- _REQUIREMENTS_
Collect all the lines that mention the word "услуг".
━━━━━━
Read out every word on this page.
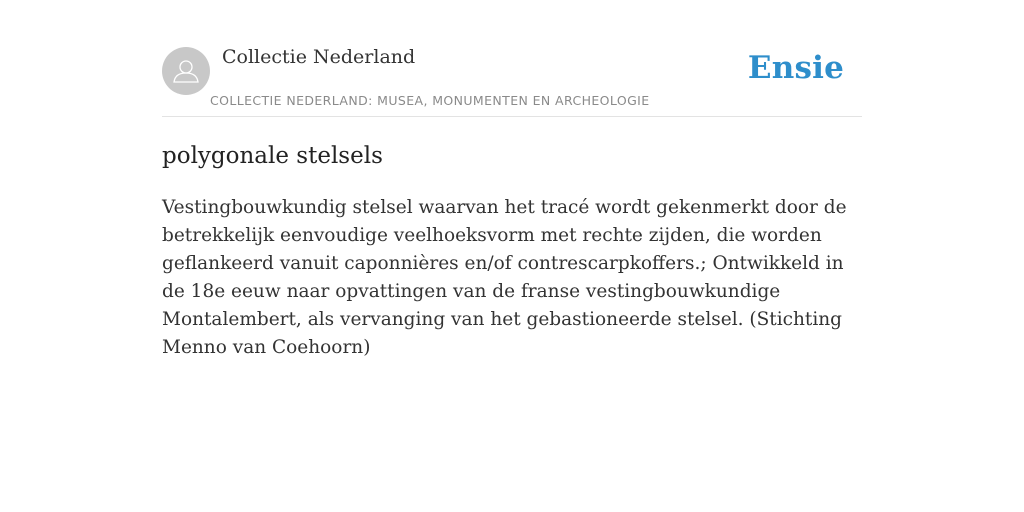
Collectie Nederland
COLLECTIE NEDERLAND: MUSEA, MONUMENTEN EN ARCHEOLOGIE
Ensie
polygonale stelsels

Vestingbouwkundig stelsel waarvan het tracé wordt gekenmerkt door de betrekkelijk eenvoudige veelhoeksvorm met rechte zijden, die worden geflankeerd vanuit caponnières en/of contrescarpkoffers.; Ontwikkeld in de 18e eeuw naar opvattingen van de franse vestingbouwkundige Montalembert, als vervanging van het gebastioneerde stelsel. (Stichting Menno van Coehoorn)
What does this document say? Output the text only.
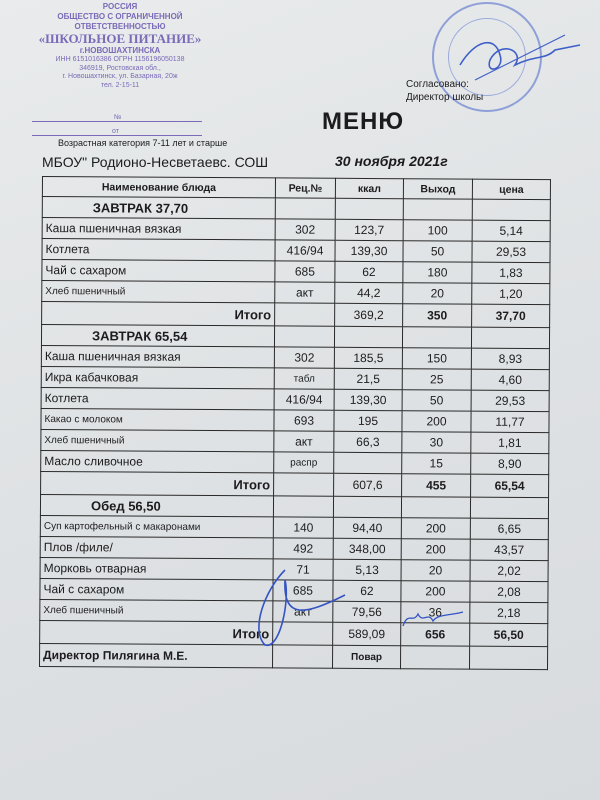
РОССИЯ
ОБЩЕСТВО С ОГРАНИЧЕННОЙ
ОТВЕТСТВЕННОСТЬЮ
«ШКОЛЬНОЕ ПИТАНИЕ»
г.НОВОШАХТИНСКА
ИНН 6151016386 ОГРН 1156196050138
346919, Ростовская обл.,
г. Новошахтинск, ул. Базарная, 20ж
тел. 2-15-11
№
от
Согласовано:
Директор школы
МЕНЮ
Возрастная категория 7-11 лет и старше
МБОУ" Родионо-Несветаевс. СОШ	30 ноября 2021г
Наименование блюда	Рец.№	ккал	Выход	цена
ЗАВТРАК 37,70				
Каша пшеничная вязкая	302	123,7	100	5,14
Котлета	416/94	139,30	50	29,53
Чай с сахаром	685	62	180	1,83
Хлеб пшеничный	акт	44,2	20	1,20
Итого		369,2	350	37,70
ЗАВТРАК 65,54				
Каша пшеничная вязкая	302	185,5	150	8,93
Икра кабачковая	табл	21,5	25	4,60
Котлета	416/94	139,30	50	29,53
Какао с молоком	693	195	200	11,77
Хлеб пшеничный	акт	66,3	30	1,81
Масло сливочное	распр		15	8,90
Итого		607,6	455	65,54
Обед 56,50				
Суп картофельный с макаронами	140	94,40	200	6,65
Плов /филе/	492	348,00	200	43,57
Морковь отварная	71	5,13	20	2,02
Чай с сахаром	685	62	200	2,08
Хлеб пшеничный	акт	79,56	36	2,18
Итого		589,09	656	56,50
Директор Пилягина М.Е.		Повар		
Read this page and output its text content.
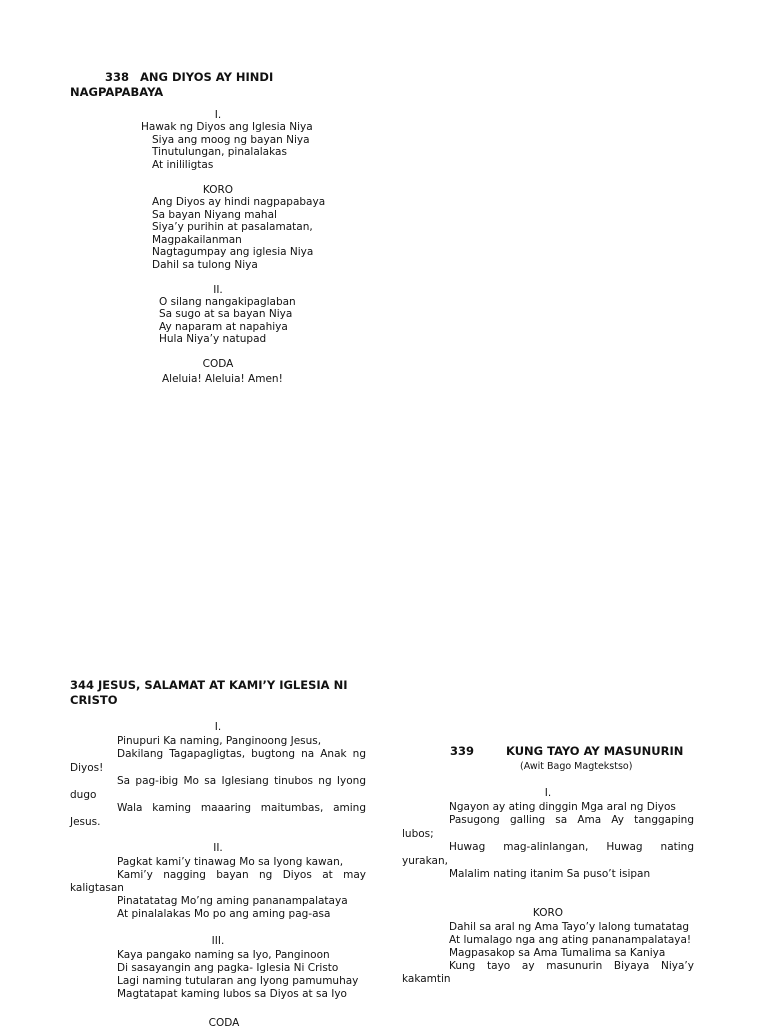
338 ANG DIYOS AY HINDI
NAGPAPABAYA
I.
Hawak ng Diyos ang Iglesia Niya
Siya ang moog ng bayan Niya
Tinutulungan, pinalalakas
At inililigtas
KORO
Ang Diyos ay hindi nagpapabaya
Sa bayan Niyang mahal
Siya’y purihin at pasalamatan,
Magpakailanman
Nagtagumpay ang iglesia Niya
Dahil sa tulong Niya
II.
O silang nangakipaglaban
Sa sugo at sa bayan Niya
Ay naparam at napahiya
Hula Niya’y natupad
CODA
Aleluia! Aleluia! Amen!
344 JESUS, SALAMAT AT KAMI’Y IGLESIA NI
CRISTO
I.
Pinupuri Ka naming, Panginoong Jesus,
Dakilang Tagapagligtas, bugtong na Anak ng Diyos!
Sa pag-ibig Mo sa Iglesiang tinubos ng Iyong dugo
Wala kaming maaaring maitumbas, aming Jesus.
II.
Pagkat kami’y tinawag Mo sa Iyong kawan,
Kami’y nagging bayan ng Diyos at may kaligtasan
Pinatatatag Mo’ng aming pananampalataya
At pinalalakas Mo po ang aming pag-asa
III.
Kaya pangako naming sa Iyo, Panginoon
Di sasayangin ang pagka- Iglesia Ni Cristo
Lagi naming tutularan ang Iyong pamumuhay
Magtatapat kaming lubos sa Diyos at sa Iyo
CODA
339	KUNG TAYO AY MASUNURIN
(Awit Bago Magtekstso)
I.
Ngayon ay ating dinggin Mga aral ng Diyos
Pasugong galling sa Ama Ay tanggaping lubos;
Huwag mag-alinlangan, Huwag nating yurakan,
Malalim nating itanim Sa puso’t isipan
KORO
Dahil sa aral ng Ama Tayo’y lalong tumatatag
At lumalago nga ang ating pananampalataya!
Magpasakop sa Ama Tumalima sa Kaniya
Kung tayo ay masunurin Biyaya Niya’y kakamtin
━━━━━━
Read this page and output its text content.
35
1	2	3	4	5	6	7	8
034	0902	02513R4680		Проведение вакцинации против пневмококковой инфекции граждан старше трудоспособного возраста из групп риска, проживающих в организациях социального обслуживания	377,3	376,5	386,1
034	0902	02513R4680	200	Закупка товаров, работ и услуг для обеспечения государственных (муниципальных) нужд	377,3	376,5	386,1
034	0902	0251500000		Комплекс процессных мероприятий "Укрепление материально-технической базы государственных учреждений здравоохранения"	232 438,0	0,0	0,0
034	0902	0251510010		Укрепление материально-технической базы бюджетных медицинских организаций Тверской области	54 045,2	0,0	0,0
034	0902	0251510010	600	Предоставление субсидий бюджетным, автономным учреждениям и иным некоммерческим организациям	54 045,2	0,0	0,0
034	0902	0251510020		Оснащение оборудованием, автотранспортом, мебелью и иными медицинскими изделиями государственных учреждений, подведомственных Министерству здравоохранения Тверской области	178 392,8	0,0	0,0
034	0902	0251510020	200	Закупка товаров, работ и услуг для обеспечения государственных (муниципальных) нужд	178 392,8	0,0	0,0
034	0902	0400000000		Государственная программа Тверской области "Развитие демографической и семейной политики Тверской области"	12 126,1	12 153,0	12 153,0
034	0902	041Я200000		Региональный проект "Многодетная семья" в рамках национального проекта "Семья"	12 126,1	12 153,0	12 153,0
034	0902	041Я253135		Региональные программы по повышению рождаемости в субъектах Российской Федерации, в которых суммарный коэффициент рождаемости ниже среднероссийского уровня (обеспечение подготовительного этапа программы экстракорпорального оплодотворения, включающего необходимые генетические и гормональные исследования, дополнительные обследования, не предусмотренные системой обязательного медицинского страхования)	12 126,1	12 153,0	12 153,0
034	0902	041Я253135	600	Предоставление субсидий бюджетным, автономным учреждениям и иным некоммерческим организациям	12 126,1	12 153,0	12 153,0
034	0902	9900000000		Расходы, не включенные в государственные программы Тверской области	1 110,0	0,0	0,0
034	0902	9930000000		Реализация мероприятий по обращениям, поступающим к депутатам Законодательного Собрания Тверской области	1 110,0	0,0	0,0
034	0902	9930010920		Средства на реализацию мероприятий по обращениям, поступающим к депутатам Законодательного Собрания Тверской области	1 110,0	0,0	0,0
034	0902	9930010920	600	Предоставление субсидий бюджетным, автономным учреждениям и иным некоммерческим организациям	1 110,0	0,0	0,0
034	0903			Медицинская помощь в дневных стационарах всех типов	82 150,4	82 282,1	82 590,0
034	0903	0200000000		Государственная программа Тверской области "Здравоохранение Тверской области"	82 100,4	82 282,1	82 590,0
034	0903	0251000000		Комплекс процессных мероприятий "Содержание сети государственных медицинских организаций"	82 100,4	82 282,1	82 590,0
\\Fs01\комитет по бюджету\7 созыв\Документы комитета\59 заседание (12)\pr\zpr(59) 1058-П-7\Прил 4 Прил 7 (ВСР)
━━━━━━
- _SOLUTION TO THIS EXERCISE_
034	0902	02513R4680	200	Закупка товаров, работ и услуг для обеспечения государственных (муниципальных) нужд	377,3	376,5	386,1
034	0902	0251510020	200	Закупка товаров, работ и услуг для обеспечения государственных (муниципальных) нужд	178 392,8	0,0	0,0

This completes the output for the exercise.